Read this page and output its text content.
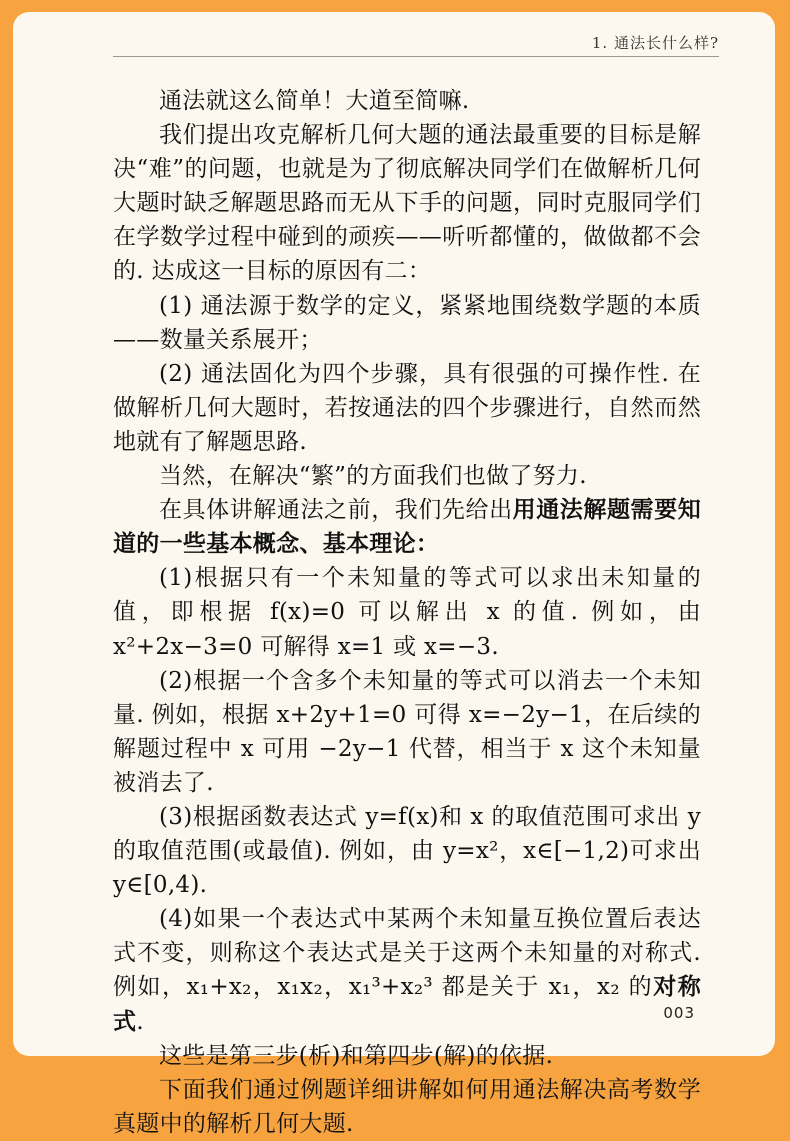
1. 通法长什么样?

通法就这么简单！大道至简嘛.

我们提出攻克解析几何大题的通法最重要的目标是解决“难”的问题，也就是为了彻底解决同学们在做解析几何大题时缺乏解题思路而无从下手的问题，同时克服同学们在学数学过程中碰到的顽疾——听听都懂的，做做都不会的. 达成这一目标的原因有二：

(1) 通法源于数学的定义，紧紧地围绕数学题的本质——数量关系展开；

(2) 通法固化为四个步骤，具有很强的可操作性. 在做解析几何大题时，若按通法的四个步骤进行，自然而然地就有了解题思路.

当然，在解决“繁”的方面我们也做了努力.

在具体讲解通法之前，我们先给出用通法解题需要知道的一些基本概念、基本理论：

(1)根据只有一个未知量的等式可以求出未知量的值，即根据 f(x)=0 可以解出 x 的值. 例如，由 x²+2x−3=0 可解得 x=1 或 x=−3.

(2)根据一个含多个未知量的等式可以消去一个未知量. 例如，根据 x+2y+1=0 可得 x=−2y−1，在后续的解题过程中 x 可用 −2y−1 代替，相当于 x 这个未知量被消去了.

(3)根据函数表达式 y=f(x)和 x 的取值范围可求出 y 的取值范围(或最值). 例如，由 y=x²，x∈[−1,2)可求出 y∈[0,4).

(4)如果一个表达式中某两个未知量互换位置后表达式不变，则称这个表达式是关于这两个未知量的对称式. 例如，x₁+x₂，x₁x₂，x₁³+x₂³ 都是关于 x₁，x₂ 的对称式.

这些是第三步(析)和第四步(解)的依据.

下面我们通过例题详细讲解如何用通法解决高考数学真题中的解析几何大题.

003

:: Goal ::
Quote the preceding listing precisely and completely, omitting its images.

:: Answer for the task ::
Read this page and output its text content.
1. 通法长什么样?

通法就这么简单！大道至简嘛.

我们提出攻克解析几何大题的通法最重要的目标是解决“难”的问题，也就是为了彻底解决同学们在做解析几何大题时缺乏解题思路而无从下手的问题，同时克服同学们在学数学过程中碰到的顽疾——听听都懂的，做做都不会的. 达成这一目标的原因有二：

(1) 通法源于数学的定义，紧紧地围绕数学题的本质——数量关系展开；

(2) 通法固化为四个步骤，具有很强的可操作性. 在做解析几何大题时，若按通法的四个步骤进行，自然而然地就有了解题思路.

当然，在解决“繁”的方面我们也做了努力.

在具体讲解通法之前，我们先给出用通法解题需要知道的一些基本概念、基本理论：

(1)根据只有一个未知量的等式可以求出未知量的值，即根据 f(x)=0 可以解出 x 的值. 例如，由 x²+2x−3=0 可解得 x=1 或 x=−3.

(2)根据一个含多个未知量的等式可以消去一个未知量. 例如，根据 x+2y+1=0 可得 x=−2y−1，在后续的解题过程中 x 可用 −2y−1 代替，相当于 x 这个未知量被消去了.

(3)根据函数表达式 y=f(x)和 x 的取值范围可求出 y 的取值范围(或最值). 例如，由 y=x²，x∈[−1,2)可求出 y∈[0,4).

(4)如果一个表达式中某两个未知量互换位置后表达式不变，则称这个表达式是关于这两个未知量的对称式. 例如，x₁+x₂，x₁x₂，x₁³+x₂³ 都是关于 x₁，x₂ 的对称式.

这些是第三步(析)和第四步(解)的依据.

下面我们通过例题详细讲解如何用通法解决高考数学真题中的解析几何大题.

003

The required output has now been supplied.